> **Exercise input**
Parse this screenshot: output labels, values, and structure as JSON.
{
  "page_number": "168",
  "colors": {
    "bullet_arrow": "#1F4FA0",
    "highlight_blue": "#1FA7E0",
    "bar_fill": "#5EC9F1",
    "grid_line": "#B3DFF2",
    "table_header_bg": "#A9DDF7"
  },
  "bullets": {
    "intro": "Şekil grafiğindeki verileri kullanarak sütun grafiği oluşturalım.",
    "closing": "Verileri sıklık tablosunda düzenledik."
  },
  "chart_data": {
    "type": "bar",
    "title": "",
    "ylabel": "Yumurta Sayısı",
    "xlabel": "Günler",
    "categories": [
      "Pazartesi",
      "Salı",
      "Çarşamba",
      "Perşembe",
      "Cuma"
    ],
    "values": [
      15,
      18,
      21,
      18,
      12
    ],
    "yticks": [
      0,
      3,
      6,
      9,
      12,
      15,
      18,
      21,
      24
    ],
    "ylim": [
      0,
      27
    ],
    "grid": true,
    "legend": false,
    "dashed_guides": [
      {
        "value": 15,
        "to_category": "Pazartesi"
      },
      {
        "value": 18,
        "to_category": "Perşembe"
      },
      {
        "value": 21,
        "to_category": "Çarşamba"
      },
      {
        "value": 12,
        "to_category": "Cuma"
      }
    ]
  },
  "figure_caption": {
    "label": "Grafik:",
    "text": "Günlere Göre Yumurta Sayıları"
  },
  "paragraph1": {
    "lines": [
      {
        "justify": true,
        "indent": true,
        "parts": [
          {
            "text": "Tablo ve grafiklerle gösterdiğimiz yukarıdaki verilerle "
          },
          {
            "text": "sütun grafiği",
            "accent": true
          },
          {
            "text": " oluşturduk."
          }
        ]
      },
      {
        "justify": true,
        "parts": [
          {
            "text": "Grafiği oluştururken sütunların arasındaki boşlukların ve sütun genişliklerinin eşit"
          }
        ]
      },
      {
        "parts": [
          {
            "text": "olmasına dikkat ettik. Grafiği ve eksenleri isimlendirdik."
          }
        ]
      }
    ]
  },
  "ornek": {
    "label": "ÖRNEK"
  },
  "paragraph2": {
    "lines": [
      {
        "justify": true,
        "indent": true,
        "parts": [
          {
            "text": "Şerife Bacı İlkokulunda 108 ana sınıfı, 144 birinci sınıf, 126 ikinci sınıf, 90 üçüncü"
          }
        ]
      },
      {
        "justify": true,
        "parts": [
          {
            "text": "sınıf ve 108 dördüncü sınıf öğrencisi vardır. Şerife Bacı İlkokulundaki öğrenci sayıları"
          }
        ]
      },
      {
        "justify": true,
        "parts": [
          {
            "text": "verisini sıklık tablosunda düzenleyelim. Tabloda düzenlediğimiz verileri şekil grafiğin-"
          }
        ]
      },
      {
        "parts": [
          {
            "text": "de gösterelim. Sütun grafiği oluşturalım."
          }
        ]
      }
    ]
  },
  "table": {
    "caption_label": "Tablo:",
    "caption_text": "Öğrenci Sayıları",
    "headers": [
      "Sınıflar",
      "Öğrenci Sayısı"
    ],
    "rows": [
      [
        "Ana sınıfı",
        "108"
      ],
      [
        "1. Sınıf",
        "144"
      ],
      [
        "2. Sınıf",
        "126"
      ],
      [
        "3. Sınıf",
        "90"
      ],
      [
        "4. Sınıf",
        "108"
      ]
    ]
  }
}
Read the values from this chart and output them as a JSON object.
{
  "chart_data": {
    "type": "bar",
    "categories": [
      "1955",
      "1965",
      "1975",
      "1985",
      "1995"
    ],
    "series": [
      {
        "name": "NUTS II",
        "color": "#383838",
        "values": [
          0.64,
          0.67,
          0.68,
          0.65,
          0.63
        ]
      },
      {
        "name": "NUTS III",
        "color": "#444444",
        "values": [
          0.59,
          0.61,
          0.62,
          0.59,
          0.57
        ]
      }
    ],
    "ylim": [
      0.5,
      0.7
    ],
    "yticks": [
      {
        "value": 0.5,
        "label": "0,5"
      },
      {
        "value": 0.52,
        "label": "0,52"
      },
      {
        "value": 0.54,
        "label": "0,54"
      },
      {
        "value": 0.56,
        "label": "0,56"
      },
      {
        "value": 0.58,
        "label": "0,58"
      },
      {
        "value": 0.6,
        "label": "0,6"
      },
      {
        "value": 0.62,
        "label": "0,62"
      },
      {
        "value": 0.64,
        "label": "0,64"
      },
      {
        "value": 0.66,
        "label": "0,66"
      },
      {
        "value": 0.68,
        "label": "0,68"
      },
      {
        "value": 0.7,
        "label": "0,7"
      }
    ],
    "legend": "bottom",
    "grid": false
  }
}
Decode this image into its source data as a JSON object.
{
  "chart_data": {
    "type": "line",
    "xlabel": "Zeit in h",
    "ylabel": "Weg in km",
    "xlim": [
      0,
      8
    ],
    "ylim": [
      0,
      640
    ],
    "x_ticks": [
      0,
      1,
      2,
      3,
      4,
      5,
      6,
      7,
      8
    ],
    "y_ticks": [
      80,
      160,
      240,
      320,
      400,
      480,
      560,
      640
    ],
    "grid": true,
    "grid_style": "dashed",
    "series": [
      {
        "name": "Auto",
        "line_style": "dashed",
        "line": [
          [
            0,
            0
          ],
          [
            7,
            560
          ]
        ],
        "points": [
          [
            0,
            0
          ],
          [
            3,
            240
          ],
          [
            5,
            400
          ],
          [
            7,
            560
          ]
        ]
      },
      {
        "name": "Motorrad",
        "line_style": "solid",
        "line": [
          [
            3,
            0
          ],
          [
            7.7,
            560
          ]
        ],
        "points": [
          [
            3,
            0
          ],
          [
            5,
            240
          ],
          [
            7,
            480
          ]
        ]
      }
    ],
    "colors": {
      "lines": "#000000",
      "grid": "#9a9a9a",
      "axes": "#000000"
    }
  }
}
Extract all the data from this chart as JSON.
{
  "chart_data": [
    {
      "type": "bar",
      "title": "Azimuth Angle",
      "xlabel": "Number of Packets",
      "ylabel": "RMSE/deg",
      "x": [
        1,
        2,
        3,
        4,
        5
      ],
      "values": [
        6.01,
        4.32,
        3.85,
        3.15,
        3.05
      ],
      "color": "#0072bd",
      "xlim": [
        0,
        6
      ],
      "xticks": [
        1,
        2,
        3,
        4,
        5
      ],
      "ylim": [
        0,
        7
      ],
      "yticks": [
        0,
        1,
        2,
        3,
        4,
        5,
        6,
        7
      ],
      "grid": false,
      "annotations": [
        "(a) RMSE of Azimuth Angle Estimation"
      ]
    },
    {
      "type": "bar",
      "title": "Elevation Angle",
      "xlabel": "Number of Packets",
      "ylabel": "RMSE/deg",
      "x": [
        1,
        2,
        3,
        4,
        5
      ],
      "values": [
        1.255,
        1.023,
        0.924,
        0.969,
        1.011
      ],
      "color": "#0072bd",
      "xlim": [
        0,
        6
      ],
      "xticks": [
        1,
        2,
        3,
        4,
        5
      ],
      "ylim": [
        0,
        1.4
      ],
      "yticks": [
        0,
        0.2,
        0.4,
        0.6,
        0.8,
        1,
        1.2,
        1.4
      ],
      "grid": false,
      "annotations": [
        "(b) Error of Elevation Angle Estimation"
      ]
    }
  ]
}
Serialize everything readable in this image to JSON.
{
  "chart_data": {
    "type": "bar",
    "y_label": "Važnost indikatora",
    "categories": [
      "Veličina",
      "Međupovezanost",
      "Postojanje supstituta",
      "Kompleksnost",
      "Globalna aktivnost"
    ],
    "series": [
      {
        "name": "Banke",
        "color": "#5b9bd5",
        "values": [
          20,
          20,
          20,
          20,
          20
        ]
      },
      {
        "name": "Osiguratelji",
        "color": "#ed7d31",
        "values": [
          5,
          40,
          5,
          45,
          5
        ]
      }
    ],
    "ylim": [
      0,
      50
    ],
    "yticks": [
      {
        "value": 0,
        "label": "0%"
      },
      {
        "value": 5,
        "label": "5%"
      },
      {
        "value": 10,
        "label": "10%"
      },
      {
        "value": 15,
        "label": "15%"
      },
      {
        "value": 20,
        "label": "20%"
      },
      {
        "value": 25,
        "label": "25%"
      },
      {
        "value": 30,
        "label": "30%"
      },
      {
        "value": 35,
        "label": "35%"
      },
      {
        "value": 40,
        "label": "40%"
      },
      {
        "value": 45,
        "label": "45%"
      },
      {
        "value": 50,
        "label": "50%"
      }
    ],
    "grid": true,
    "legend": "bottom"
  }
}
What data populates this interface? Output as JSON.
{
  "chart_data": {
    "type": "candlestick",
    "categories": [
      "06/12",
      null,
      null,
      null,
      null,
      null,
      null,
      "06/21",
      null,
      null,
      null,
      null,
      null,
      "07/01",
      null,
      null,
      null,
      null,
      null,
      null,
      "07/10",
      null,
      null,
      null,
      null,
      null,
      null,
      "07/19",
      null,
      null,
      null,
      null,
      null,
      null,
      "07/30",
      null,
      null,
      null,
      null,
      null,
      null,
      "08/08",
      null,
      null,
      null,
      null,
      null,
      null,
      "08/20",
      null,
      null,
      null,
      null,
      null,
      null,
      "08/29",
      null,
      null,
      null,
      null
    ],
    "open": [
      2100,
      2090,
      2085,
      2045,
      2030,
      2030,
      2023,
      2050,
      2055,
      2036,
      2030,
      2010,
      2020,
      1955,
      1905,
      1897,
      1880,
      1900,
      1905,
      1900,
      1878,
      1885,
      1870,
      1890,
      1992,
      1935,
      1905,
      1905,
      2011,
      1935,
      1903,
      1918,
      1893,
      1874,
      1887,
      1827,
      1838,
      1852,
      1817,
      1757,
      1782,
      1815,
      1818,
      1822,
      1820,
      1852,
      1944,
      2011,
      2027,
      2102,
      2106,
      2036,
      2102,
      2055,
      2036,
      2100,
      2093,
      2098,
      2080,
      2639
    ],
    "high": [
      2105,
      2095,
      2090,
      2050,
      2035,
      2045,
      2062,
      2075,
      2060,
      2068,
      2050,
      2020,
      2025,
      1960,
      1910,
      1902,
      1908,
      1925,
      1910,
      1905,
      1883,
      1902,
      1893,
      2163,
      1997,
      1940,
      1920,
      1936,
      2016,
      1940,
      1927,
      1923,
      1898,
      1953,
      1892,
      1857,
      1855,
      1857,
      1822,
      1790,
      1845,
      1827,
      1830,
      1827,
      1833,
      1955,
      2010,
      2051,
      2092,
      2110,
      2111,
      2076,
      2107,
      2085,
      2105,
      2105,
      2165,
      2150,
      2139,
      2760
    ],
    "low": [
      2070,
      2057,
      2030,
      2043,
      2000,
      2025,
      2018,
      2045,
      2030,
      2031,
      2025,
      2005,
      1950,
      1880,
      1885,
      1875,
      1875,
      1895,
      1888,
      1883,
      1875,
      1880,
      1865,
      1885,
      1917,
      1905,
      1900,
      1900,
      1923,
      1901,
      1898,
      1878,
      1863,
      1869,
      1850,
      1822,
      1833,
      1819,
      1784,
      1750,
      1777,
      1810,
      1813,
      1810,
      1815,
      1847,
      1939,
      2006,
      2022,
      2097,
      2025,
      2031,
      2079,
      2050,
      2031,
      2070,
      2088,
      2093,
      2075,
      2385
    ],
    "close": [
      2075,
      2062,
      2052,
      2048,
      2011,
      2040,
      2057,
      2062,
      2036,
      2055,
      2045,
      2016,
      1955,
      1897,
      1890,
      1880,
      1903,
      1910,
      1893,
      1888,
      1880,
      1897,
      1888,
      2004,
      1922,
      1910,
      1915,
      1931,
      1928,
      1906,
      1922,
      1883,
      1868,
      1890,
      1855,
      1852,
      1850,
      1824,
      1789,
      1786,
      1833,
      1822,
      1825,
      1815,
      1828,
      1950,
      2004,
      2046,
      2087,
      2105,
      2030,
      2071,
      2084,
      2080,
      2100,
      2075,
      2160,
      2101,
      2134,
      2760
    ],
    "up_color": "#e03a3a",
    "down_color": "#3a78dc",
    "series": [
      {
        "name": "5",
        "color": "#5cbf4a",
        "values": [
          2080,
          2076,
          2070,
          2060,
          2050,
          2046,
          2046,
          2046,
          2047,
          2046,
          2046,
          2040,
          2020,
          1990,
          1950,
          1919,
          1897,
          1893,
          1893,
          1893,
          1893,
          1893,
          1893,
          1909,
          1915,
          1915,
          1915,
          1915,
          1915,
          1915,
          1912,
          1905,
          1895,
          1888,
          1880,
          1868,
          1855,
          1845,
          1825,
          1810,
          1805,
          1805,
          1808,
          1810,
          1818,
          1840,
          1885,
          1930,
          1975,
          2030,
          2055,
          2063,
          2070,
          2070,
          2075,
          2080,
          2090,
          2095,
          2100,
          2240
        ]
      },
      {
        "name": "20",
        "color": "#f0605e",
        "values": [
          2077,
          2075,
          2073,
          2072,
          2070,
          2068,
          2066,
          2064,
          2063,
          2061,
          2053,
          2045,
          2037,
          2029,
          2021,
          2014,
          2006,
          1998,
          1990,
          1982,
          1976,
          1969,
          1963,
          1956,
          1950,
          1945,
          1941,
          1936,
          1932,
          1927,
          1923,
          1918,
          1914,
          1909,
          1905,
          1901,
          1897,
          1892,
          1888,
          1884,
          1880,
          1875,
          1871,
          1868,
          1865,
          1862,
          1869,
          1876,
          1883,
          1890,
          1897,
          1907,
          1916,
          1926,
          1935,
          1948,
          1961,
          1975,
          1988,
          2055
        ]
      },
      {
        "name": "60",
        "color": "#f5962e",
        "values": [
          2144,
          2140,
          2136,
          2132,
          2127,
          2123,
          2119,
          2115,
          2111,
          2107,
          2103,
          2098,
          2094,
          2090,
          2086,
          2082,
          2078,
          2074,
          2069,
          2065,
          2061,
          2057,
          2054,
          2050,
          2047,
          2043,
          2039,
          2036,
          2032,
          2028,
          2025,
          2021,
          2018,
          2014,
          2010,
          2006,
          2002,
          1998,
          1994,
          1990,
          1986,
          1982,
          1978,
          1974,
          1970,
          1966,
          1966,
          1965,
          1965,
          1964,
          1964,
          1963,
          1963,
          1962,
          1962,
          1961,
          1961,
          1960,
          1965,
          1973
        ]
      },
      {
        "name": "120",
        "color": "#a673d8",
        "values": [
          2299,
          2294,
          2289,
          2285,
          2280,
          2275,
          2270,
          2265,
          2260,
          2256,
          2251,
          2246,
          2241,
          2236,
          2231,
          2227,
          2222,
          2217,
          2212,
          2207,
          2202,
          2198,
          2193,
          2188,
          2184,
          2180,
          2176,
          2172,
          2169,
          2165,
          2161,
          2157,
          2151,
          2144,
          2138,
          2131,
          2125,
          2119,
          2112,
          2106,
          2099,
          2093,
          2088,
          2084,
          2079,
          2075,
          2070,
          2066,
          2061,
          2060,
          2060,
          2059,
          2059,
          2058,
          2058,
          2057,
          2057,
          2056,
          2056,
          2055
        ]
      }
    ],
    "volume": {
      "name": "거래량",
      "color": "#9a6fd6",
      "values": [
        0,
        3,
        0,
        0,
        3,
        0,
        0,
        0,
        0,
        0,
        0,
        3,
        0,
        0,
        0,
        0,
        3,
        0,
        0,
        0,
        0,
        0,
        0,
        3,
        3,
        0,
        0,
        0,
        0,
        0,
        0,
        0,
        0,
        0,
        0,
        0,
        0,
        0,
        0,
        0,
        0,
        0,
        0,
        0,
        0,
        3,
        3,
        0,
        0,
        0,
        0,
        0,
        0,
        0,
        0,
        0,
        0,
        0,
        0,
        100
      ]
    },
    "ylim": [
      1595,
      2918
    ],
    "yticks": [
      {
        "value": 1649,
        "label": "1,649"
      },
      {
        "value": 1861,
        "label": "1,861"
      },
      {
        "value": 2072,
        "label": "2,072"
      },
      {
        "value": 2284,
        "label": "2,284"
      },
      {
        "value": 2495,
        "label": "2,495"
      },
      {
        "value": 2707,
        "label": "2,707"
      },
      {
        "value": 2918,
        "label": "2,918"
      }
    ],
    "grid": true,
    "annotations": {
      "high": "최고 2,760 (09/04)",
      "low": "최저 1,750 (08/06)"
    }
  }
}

> **Stated exercise**
Check each line of the data above for the word "false" and say how many lines contain it, giving nothing besides the number.

> **Correct result**
4